REQUIREMENT: Retype all of the entries word for word.

DATASET ENTRIES:
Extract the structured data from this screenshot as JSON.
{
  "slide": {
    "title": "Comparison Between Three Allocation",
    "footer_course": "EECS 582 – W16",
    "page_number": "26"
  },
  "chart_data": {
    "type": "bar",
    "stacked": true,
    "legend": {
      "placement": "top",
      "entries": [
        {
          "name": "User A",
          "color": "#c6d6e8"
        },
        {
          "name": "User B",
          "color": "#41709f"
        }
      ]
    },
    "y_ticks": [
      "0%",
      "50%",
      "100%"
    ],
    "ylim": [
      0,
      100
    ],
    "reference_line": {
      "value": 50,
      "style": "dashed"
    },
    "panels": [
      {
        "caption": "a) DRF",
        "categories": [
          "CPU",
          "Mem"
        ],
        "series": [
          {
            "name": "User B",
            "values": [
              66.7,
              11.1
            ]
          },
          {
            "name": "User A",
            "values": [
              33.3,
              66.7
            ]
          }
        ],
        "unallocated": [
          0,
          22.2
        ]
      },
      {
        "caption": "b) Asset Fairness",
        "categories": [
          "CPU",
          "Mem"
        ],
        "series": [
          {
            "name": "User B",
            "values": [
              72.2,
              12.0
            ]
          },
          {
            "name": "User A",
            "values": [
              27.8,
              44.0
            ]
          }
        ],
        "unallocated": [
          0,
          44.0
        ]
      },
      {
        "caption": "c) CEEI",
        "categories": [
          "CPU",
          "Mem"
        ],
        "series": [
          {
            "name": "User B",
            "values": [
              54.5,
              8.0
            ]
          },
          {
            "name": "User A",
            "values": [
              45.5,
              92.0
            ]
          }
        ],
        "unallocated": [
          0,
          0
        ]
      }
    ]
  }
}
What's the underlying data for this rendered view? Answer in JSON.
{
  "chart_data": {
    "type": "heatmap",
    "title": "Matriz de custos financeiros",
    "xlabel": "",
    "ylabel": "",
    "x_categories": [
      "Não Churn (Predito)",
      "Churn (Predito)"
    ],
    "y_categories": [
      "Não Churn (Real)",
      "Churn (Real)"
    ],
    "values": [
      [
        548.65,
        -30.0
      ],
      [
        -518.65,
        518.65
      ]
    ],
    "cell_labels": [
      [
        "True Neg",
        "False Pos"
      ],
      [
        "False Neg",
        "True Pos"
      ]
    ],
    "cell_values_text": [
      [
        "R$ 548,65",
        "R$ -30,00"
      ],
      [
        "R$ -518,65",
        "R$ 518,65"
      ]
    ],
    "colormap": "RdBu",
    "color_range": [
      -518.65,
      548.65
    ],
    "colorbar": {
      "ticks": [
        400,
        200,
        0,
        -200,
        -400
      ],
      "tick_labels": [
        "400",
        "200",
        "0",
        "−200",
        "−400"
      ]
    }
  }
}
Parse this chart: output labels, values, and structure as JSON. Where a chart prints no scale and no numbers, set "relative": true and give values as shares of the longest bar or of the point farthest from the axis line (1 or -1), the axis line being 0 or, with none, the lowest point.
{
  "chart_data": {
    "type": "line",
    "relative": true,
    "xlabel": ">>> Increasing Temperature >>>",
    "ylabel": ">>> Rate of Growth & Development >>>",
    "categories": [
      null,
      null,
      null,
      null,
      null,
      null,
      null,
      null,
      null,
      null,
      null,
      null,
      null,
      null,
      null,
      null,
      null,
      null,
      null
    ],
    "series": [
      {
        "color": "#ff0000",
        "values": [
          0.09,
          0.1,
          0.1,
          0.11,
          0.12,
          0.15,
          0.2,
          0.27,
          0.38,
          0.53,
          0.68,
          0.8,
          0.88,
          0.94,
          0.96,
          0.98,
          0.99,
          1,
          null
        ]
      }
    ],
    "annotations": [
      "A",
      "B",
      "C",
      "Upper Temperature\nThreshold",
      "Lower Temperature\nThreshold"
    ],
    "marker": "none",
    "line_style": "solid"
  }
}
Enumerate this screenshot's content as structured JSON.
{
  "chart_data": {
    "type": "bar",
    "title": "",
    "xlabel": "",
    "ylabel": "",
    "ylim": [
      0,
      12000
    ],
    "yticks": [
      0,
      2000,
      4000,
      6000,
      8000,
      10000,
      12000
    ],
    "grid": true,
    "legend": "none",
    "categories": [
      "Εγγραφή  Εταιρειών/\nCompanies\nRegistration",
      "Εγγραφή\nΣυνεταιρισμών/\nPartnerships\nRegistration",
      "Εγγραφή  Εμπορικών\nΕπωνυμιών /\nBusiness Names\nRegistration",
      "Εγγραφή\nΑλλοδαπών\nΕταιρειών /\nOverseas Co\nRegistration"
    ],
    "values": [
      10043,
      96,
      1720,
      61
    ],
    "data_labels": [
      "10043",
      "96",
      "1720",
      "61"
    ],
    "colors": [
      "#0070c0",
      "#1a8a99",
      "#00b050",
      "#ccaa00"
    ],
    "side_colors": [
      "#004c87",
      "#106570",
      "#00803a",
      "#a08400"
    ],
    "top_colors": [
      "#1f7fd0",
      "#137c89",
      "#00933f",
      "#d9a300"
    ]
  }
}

SOLUTION FOR THIS PROBLEM:
Extract the structured data from this screenshot as JSON.
{
  "slide": {
    "title": "Comparison Between Three Allocation",
    "footer_course": "EECS 582 – W16",
    "page_number": "26"
  },
  "chart_data": {
    "type": "bar",
    "stacked": true,
    "legend": {
      "placement": "top",
      "entries": [
        {
          "name": "User A",
          "color": "#c6d6e8"
        },
        {
          "name": "User B",
          "color": "#41709f"
        }
      ]
    },
    "y_ticks": [
      "0%",
      "50%",
      "100%"
    ],
    "ylim": [
      0,
      100
    ],
    "reference_line": {
      "value": 50,
      "style": "dashed"
    },
    "panels": [
      {
        "caption": "a) DRF",
        "categories": [
          "CPU",
          "Mem"
        ],
        "series": [
          {
            "name": "User B",
            "values": [
              66.7,
              11.1
            ]
          },
          {
            "name": "User A",
            "values": [
              33.3,
              66.7
            ]
          }
        ],
        "unallocated": [
          0,
          22.2
        ]
      },
      {
        "caption": "b) Asset Fairness",
        "categories": [
          "CPU",
          "Mem"
        ],
        "series": [
          {
            "name": "User B",
            "values": [
              72.2,
              12.0
            ]
          },
          {
            "name": "User A",
            "values": [
              27.8,
              44.0
            ]
          }
        ],
        "unallocated": [
          0,
          44.0
        ]
      },
      {
        "caption": "c) CEEI",
        "categories": [
          "CPU",
          "Mem"
        ],
        "series": [
          {
            "name": "User B",
            "values": [
              54.5,
              8.0
            ]
          },
          {
            "name": "User A",
            "values": [
              45.5,
              92.0
            ]
          }
        ],
        "unallocated": [
          0,
          0
        ]
      }
    ]
  }
}
What's the underlying data for this rendered view? Answer in JSON.
{
  "chart_data": {
    "type": "heatmap",
    "title": "Matriz de custos financeiros",
    "xlabel": "",
    "ylabel": "",
    "x_categories": [
      "Não Churn (Predito)",
      "Churn (Predito)"
    ],
    "y_categories": [
      "Não Churn (Real)",
      "Churn (Real)"
    ],
    "values": [
      [
        548.65,
        -30.0
      ],
      [
        -518.65,
        518.65
      ]
    ],
    "cell_labels": [
      [
        "True Neg",
        "False Pos"
      ],
      [
        "False Neg",
        "True Pos"
      ]
    ],
    "cell_values_text": [
      [
        "R$ 548,65",
        "R$ -30,00"
      ],
      [
        "R$ -518,65",
        "R$ 518,65"
      ]
    ],
    "colormap": "RdBu",
    "color_range": [
      -518.65,
      548.65
    ],
    "colorbar": {
      "ticks": [
        400,
        200,
        0,
        -200,
        -400
      ],
      "tick_labels": [
        "400",
        "200",
        "0",
        "−200",
        "−400"
      ]
    }
  }
}
Parse this chart: output labels, values, and structure as JSON. Where a chart prints no scale and no numbers, set "relative": true and give values as shares of the longest bar or of the point farthest from the axis line (1 or -1), the axis line being 0 or, with none, the lowest point.
{
  "chart_data": {
    "type": "line",
    "relative": true,
    "xlabel": ">>> Increasing Temperature >>>",
    "ylabel": ">>> Rate of Growth & Development >>>",
    "categories": [
      null,
      null,
      null,
      null,
      null,
      null,
      null,
      null,
      null,
      null,
      null,
      null,
      null,
      null,
      null,
      null,
      null,
      null,
      null
    ],
    "series": [
      {
        "color": "#ff0000",
        "values": [
          0.09,
          0.1,
          0.1,
          0.11,
          0.12,
          0.15,
          0.2,
          0.27,
          0.38,
          0.53,
          0.68,
          0.8,
          0.88,
          0.94,
          0.96,
          0.98,
          0.99,
          1,
          null
        ]
      }
    ],
    "annotations": [
      "A",
      "B",
      "C",
      "Upper Temperature\nThreshold",
      "Lower Temperature\nThreshold"
    ],
    "marker": "none",
    "line_style": "solid"
  }
}
Enumerate this screenshot's content as structured JSON.
{
  "chart_data": {
    "type": "bar",
    "title": "",
    "xlabel": "",
    "ylabel": "",
    "ylim": [
      0,
      12000
    ],
    "yticks": [
      0,
      2000,
      4000,
      6000,
      8000,
      10000,
      12000
    ],
    "grid": true,
    "legend": "none",
    "categories": [
      "Εγγραφή  Εταιρειών/\nCompanies\nRegistration",
      "Εγγραφή\nΣυνεταιρισμών/\nPartnerships\nRegistration",
      "Εγγραφή  Εμπορικών\nΕπωνυμιών /\nBusiness Names\nRegistration",
      "Εγγραφή\nΑλλοδαπών\nΕταιρειών /\nOverseas Co\nRegistration"
    ],
    "values": [
      10043,
      96,
      1720,
      61
    ],
    "data_labels": [
      "10043",
      "96",
      "1720",
      "61"
    ],
    "colors": [
      "#0070c0",
      "#1a8a99",
      "#00b050",
      "#ccaa00"
    ],
    "side_colors": [
      "#004c87",
      "#106570",
      "#00803a",
      "#a08400"
    ],
    "top_colors": [
      "#1f7fd0",
      "#137c89",
      "#00933f",
      "#d9a300"
    ]
  }
}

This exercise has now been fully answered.